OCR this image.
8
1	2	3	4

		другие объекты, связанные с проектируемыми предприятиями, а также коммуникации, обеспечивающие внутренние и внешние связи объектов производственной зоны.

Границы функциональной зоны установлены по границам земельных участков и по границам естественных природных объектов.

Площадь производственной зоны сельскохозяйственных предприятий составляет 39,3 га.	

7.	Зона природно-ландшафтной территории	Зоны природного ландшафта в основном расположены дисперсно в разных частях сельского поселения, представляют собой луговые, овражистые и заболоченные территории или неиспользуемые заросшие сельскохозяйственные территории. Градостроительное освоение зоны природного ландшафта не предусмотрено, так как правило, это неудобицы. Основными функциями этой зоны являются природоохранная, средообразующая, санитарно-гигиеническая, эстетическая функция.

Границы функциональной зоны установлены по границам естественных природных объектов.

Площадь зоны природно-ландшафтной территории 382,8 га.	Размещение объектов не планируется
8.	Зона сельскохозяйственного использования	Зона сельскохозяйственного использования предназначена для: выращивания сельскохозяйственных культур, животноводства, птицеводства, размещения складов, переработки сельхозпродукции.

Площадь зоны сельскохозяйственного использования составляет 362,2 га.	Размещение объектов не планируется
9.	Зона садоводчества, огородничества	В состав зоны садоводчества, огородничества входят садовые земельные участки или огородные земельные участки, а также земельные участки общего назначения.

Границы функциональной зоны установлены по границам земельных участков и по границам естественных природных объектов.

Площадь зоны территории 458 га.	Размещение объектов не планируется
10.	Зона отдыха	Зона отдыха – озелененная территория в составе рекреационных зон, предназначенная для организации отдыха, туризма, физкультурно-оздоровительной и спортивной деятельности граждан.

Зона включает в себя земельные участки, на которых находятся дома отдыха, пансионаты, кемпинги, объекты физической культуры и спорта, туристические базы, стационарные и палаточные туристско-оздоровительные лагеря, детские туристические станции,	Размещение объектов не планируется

### GIVEN TASK:
Determine how many lines of the entries above carry the string "сельскохозяйственного", and give that number alone.

### OUTPUT OF THE TASK:
2